--- START OF LISTING ---

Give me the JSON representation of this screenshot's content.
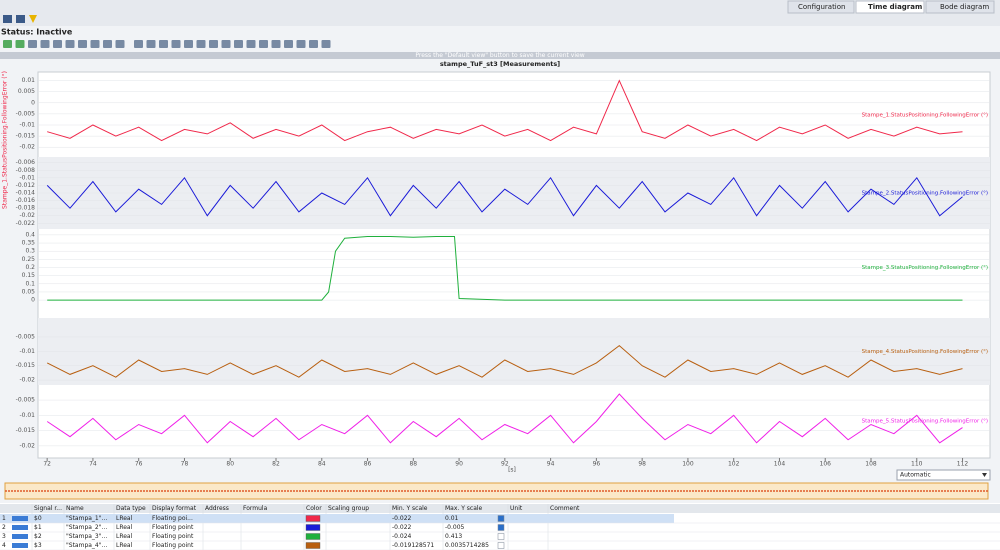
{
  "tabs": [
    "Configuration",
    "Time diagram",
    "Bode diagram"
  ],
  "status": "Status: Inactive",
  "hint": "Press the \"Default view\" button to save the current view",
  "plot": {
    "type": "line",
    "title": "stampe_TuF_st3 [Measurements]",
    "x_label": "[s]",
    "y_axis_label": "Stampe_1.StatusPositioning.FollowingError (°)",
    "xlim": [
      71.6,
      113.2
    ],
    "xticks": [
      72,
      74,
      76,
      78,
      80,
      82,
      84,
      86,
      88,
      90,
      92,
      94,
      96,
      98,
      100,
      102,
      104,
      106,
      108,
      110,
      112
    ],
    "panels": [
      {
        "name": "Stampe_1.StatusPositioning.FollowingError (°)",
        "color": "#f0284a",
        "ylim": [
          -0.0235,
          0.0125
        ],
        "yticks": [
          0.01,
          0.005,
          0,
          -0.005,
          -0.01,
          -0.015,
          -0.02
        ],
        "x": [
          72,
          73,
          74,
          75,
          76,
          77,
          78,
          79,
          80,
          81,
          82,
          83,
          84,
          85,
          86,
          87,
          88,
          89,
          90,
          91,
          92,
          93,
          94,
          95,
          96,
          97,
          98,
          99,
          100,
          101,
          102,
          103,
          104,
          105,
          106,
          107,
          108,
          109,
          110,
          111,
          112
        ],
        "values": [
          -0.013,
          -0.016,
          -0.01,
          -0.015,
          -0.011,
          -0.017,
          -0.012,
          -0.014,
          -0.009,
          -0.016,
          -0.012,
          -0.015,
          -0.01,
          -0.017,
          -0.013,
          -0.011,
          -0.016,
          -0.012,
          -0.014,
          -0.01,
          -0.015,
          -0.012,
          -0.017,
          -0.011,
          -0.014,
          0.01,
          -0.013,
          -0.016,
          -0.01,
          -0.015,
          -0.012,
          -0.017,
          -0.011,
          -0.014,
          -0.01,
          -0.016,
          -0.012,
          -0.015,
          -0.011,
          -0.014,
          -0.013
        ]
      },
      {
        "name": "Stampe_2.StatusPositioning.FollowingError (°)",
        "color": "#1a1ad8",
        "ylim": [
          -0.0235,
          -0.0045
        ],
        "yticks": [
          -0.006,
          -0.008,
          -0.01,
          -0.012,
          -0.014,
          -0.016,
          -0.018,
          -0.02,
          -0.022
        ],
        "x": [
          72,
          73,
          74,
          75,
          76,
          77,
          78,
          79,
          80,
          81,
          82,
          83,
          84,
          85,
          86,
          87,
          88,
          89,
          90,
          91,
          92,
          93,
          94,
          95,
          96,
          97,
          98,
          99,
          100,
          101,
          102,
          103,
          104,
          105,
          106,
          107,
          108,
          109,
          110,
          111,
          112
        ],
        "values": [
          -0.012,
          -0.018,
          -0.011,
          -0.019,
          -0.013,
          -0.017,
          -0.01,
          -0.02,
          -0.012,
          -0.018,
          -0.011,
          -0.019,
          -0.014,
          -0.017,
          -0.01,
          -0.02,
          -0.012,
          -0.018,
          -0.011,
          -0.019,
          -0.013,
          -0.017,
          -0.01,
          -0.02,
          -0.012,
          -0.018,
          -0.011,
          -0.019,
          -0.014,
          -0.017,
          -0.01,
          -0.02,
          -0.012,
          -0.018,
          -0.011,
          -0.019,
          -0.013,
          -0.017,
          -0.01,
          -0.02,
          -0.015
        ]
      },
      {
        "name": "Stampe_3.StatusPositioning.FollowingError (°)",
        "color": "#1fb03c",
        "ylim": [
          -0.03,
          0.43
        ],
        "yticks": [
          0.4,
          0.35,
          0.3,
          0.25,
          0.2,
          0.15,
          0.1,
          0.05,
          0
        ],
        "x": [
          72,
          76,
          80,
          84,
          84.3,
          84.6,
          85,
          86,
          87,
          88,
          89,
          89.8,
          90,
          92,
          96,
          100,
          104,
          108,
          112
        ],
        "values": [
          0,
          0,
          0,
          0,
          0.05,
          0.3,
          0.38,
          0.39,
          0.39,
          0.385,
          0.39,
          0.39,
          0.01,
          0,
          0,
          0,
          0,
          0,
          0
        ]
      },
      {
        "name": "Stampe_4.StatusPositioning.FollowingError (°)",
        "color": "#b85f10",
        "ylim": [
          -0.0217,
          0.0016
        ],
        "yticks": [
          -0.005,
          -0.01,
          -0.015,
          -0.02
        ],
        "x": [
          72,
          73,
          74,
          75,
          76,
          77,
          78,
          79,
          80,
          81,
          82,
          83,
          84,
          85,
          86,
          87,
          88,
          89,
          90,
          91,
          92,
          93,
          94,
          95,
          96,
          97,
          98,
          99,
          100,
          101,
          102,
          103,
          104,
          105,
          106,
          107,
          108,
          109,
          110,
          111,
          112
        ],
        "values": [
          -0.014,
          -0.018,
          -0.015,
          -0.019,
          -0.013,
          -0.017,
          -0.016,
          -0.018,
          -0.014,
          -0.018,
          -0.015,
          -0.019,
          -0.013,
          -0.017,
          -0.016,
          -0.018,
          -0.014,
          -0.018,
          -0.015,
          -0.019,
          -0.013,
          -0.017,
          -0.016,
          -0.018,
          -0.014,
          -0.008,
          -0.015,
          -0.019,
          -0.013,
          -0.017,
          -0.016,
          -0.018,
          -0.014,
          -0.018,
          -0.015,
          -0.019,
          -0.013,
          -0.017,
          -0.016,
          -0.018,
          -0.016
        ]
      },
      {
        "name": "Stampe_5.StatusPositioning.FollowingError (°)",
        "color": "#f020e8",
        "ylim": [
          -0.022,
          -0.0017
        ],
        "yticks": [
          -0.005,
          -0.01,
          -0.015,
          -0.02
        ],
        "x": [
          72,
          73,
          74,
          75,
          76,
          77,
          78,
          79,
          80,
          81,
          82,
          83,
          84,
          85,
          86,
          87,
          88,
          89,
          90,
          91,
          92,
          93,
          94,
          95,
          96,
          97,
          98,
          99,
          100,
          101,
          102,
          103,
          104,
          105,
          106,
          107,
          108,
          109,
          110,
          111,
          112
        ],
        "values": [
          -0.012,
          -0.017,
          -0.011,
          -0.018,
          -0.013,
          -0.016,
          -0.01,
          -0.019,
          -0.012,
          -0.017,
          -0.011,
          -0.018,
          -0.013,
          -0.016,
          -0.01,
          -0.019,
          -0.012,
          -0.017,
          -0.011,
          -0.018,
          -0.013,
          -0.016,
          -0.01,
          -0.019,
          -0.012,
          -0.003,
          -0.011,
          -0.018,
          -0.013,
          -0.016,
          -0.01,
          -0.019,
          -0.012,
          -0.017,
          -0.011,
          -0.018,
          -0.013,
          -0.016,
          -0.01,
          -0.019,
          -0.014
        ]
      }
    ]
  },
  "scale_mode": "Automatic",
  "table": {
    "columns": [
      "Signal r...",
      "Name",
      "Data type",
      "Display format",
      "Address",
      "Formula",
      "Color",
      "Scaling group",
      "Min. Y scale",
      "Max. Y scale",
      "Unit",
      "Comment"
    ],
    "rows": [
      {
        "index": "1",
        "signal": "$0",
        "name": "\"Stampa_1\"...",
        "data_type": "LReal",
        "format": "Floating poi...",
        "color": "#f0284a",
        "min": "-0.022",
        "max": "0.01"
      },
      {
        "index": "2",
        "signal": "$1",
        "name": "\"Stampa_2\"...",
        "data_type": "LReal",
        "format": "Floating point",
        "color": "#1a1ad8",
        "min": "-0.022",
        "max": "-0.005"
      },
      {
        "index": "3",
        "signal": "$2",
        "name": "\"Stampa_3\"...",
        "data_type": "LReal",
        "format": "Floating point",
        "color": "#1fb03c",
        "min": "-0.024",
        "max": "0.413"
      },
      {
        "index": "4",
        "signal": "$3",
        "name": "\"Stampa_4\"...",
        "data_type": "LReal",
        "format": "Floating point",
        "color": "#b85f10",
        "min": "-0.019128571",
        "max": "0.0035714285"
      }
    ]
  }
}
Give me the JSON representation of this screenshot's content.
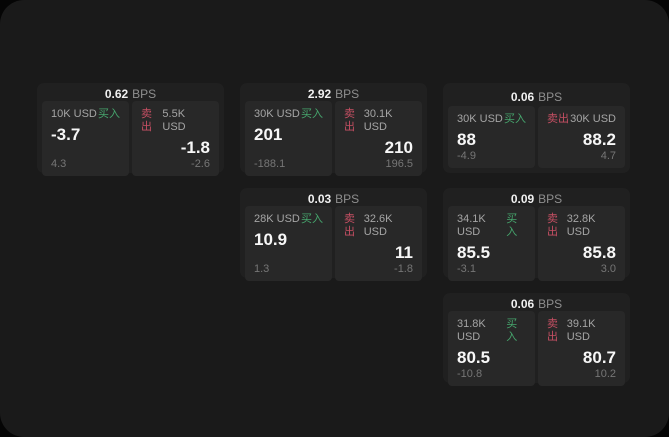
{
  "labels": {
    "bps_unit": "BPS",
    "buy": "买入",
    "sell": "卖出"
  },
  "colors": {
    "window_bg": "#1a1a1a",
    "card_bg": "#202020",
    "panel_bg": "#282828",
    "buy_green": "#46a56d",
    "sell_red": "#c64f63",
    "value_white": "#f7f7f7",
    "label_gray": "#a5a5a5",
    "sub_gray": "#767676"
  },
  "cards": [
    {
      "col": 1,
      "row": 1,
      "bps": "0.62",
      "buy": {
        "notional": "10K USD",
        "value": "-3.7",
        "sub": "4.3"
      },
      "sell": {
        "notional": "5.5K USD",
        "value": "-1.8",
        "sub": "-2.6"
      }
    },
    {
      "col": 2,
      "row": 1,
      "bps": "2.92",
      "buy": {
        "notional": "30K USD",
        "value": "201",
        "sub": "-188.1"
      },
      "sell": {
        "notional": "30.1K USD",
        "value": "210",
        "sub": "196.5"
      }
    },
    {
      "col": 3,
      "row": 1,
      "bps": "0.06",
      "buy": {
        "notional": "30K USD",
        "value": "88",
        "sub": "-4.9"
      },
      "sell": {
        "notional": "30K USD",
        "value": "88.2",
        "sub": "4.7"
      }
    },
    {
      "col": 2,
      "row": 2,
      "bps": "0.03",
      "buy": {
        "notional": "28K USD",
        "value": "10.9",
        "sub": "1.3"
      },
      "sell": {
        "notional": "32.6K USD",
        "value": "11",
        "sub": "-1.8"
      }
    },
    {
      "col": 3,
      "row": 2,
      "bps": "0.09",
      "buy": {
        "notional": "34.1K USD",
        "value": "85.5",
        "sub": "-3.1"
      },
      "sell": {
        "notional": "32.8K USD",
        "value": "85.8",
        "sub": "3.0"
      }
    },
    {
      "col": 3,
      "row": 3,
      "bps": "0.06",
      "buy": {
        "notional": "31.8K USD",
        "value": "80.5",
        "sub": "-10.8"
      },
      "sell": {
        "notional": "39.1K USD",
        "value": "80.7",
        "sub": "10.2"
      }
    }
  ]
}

--- END OF LISTING ---

Go through the records above and copy every line with the word "notional".

### EXERCISE ANSWER
        "notional": "10K USD",
        "notional": "5.5K USD",
        "notional": "30K USD",
        "notional": "30.1K USD",
        "notional": "30K USD",
        "notional": "30K USD",
        "notional": "28K USD",
        "notional": "32.6K USD",
        "notional": "34.1K USD",
        "notional": "32.8K USD",
        "notional": "31.8K USD",
        "notional": "39.1K USD",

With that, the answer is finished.